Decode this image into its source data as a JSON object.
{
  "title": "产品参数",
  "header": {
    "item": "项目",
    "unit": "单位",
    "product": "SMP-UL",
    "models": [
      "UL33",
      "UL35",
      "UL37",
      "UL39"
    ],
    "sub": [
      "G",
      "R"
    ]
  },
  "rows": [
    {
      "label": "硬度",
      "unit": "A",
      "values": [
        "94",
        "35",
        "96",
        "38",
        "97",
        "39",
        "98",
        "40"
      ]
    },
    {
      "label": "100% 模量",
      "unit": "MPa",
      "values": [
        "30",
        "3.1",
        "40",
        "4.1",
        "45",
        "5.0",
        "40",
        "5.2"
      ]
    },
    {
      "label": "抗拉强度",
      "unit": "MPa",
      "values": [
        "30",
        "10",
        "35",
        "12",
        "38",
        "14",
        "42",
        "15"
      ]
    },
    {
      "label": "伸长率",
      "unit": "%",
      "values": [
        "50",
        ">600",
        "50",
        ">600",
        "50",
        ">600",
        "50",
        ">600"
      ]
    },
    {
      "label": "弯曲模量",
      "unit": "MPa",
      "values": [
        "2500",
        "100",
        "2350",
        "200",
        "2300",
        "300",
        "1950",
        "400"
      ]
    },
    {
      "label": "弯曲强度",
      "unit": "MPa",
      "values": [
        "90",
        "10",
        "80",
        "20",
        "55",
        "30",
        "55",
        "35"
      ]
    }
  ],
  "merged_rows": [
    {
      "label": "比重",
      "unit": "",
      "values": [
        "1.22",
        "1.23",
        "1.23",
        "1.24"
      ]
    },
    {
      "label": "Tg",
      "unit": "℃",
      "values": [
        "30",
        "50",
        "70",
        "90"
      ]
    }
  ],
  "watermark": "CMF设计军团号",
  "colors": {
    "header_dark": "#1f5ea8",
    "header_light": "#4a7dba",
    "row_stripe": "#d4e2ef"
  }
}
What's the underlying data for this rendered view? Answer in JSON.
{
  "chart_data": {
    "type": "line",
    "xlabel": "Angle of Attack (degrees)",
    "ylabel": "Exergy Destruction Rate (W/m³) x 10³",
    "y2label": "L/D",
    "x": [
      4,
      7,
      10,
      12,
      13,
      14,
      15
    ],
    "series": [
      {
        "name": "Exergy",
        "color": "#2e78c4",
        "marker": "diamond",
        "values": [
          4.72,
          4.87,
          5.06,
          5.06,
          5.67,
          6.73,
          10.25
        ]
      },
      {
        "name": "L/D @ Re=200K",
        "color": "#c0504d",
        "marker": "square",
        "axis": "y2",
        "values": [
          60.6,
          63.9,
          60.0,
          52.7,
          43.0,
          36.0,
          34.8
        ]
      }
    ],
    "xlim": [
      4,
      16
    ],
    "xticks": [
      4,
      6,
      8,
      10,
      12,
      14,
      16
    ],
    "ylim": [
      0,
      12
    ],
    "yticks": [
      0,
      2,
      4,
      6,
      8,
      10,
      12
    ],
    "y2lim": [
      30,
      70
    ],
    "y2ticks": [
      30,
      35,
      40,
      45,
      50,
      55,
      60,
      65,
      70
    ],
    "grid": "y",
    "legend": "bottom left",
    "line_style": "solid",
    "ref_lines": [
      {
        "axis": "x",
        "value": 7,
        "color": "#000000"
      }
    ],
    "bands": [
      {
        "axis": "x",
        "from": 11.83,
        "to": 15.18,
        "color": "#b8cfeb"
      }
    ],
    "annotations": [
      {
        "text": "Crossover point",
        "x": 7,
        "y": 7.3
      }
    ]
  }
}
=====
Set all of the entries down again, exactly as they were given.

### Task response
Decode this image into its source data as a JSON object.
{
  "title": "产品参数",
  "header": {
    "item": "项目",
    "unit": "单位",
    "product": "SMP-UL",
    "models": [
      "UL33",
      "UL35",
      "UL37",
      "UL39"
    ],
    "sub": [
      "G",
      "R"
    ]
  },
  "rows": [
    {
      "label": "硬度",
      "unit": "A",
      "values": [
        "94",
        "35",
        "96",
        "38",
        "97",
        "39",
        "98",
        "40"
      ]
    },
    {
      "label": "100% 模量",
      "unit": "MPa",
      "values": [
        "30",
        "3.1",
        "40",
        "4.1",
        "45",
        "5.0",
        "40",
        "5.2"
      ]
    },
    {
      "label": "抗拉强度",
      "unit": "MPa",
      "values": [
        "30",
        "10",
        "35",
        "12",
        "38",
        "14",
        "42",
        "15"
      ]
    },
    {
      "label": "伸长率",
      "unit": "%",
      "values": [
        "50",
        ">600",
        "50",
        ">600",
        "50",
        ">600",
        "50",
        ">600"
      ]
    },
    {
      "label": "弯曲模量",
      "unit": "MPa",
      "values": [
        "2500",
        "100",
        "2350",
        "200",
        "2300",
        "300",
        "1950",
        "400"
      ]
    },
    {
      "label": "弯曲强度",
      "unit": "MPa",
      "values": [
        "90",
        "10",
        "80",
        "20",
        "55",
        "30",
        "55",
        "35"
      ]
    }
  ],
  "merged_rows": [
    {
      "label": "比重",
      "unit": "",
      "values": [
        "1.22",
        "1.23",
        "1.23",
        "1.24"
      ]
    },
    {
      "label": "Tg",
      "unit": "℃",
      "values": [
        "30",
        "50",
        "70",
        "90"
      ]
    }
  ],
  "watermark": "CMF设计军团号",
  "colors": {
    "header_dark": "#1f5ea8",
    "header_light": "#4a7dba",
    "row_stripe": "#d4e2ef"
  }
}
What's the underlying data for this rendered view? Answer in JSON.
{
  "chart_data": {
    "type": "line",
    "xlabel": "Angle of Attack (degrees)",
    "ylabel": "Exergy Destruction Rate (W/m³) x 10³",
    "y2label": "L/D",
    "x": [
      4,
      7,
      10,
      12,
      13,
      14,
      15
    ],
    "series": [
      {
        "name": "Exergy",
        "color": "#2e78c4",
        "marker": "diamond",
        "values": [
          4.72,
          4.87,
          5.06,
          5.06,
          5.67,
          6.73,
          10.25
        ]
      },
      {
        "name": "L/D @ Re=200K",
        "color": "#c0504d",
        "marker": "square",
        "axis": "y2",
        "values": [
          60.6,
          63.9,
          60.0,
          52.7,
          43.0,
          36.0,
          34.8
        ]
      }
    ],
    "xlim": [
      4,
      16
    ],
    "xticks": [
      4,
      6,
      8,
      10,
      12,
      14,
      16
    ],
    "ylim": [
      0,
      12
    ],
    "yticks": [
      0,
      2,
      4,
      6,
      8,
      10,
      12
    ],
    "y2lim": [
      30,
      70
    ],
    "y2ticks": [
      30,
      35,
      40,
      45,
      50,
      55,
      60,
      65,
      70
    ],
    "grid": "y",
    "legend": "bottom left",
    "line_style": "solid",
    "ref_lines": [
      {
        "axis": "x",
        "value": 7,
        "color": "#000000"
      }
    ],
    "bands": [
      {
        "axis": "x",
        "from": 11.83,
        "to": 15.18,
        "color": "#b8cfeb"
      }
    ],
    "annotations": [
      {
        "text": "Crossover point",
        "x": 7,
        "y": 7.3
      }
    ]
  }
}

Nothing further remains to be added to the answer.